WHAT TO DO: When the word "literatura" shows up in a line of the records below, copy that line.

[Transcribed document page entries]

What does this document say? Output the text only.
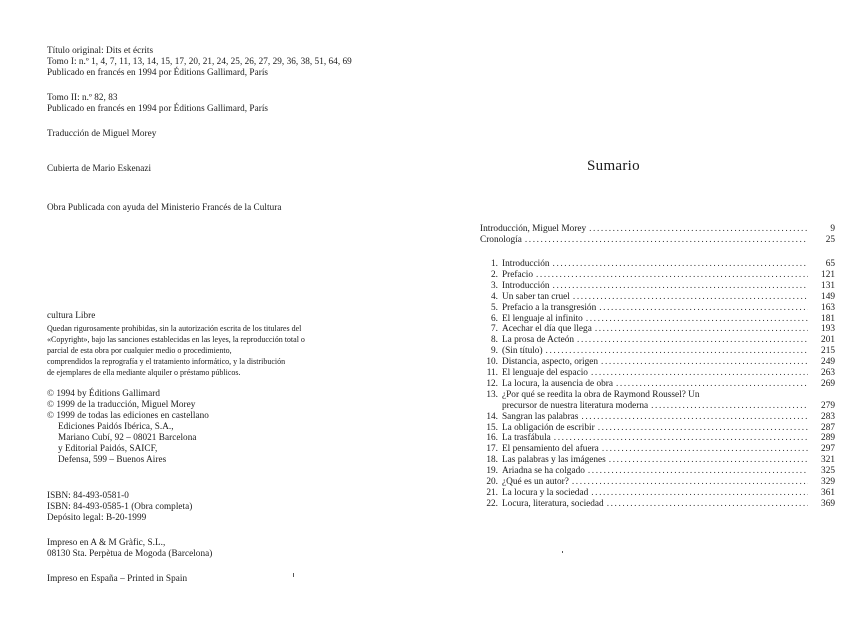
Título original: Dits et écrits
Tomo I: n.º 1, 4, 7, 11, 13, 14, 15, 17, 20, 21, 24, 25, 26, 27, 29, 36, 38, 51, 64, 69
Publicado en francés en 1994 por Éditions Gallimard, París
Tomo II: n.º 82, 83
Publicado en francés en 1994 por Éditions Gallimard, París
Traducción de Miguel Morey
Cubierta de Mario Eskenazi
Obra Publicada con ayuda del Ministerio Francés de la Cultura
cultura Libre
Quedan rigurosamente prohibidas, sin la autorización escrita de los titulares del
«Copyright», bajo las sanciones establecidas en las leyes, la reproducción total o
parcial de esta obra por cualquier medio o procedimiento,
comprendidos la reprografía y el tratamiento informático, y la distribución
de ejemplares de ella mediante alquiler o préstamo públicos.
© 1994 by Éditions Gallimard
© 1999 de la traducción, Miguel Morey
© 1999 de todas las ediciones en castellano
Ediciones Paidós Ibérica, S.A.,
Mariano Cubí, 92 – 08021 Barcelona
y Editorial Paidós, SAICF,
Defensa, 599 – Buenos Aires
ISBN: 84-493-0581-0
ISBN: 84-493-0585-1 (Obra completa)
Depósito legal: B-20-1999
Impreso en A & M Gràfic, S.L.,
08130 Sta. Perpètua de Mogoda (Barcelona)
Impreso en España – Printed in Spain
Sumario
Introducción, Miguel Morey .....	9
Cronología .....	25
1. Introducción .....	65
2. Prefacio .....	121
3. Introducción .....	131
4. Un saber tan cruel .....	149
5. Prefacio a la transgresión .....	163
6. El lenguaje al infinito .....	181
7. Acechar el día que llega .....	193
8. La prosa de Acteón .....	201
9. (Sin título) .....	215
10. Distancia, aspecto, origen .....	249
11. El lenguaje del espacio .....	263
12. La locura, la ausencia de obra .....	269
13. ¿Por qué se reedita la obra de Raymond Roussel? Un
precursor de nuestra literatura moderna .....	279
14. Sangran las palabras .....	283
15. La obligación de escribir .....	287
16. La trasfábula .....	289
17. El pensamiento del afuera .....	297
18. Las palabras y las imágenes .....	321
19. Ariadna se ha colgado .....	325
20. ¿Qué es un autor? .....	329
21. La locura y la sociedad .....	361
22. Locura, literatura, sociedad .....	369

---

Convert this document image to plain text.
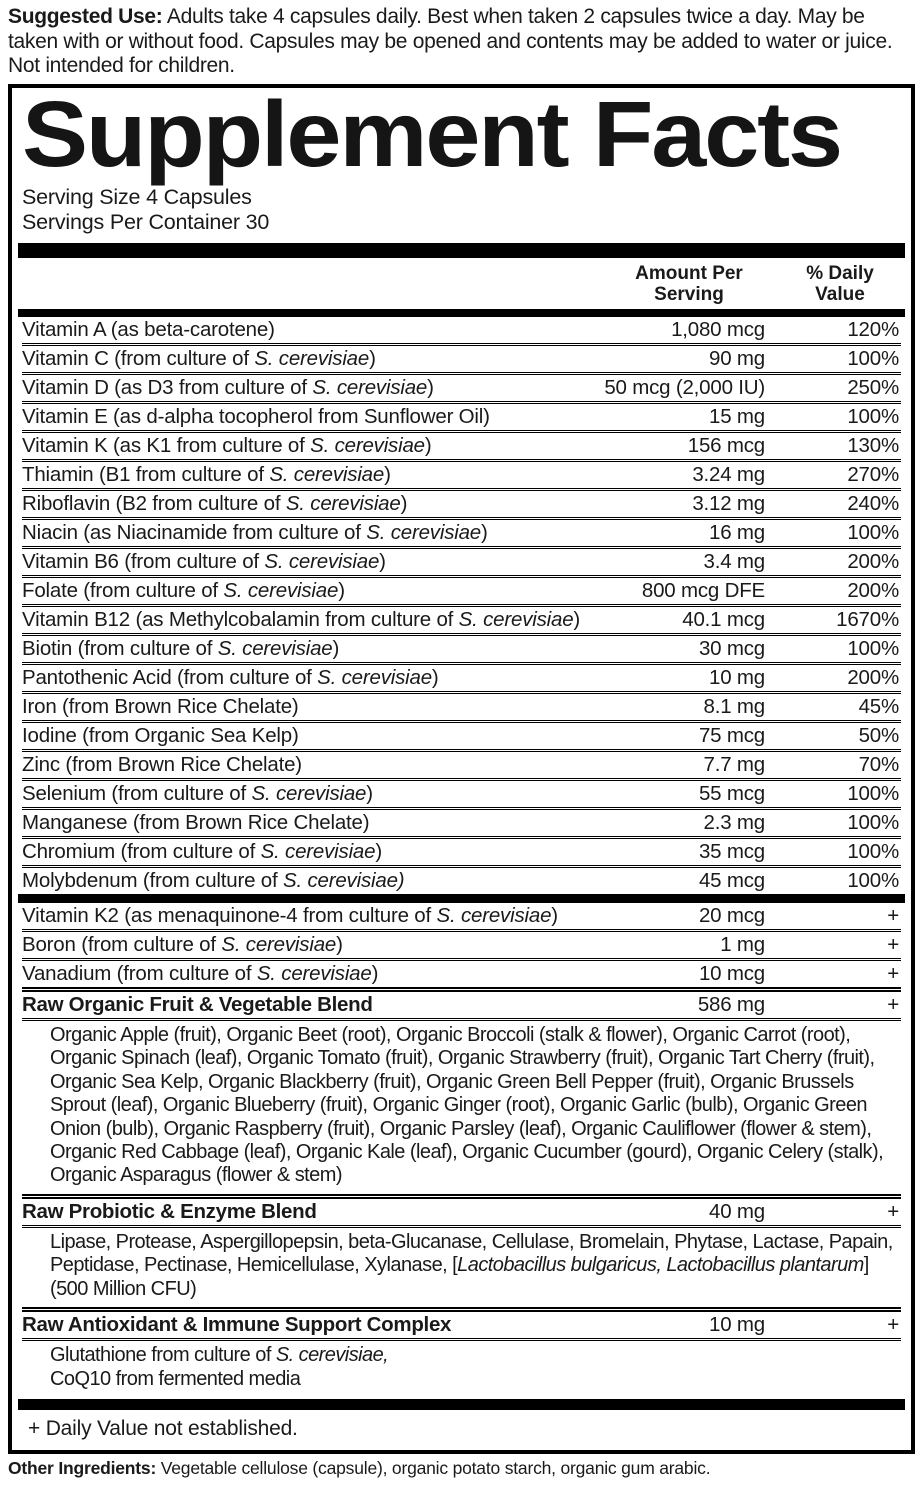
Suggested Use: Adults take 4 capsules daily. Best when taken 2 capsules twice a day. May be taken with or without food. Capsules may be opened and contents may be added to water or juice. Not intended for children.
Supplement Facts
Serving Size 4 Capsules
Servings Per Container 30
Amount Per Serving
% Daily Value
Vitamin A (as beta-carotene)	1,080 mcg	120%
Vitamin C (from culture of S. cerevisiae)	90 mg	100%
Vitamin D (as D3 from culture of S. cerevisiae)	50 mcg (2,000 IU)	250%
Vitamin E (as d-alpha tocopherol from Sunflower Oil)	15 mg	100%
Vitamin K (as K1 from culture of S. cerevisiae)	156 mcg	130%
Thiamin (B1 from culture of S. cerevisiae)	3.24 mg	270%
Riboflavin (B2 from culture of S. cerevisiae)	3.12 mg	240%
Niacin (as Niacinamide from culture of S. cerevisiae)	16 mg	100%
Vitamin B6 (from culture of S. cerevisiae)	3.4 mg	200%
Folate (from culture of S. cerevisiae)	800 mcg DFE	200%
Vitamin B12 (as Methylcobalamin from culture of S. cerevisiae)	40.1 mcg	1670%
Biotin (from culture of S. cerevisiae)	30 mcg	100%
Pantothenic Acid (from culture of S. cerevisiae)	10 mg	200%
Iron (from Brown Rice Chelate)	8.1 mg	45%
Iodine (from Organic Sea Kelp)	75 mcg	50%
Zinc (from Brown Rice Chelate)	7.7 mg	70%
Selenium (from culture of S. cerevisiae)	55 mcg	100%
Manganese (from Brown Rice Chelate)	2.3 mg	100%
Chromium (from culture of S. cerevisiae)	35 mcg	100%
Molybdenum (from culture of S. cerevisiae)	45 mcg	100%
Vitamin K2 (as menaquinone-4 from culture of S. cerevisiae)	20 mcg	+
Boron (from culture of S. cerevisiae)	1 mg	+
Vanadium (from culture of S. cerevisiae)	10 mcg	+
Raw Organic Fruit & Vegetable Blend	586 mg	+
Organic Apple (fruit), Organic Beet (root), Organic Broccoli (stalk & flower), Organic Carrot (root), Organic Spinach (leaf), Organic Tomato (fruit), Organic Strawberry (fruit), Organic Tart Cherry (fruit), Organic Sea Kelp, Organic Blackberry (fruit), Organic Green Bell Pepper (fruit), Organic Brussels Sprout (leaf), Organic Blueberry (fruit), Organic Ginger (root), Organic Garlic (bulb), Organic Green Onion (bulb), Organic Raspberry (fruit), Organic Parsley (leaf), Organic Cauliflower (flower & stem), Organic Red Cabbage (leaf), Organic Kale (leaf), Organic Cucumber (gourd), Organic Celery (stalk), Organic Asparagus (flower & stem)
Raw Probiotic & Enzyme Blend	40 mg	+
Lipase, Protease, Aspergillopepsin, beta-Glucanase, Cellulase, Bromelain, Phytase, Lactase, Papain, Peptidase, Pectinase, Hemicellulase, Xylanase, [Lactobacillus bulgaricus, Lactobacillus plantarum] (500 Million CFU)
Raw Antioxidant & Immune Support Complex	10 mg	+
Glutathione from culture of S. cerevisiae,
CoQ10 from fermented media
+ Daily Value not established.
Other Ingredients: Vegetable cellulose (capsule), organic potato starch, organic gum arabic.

RESULT BELOW:
precursor de nuestra literatura moderna .....	279
22. Locura, literatura, sociedad .....	369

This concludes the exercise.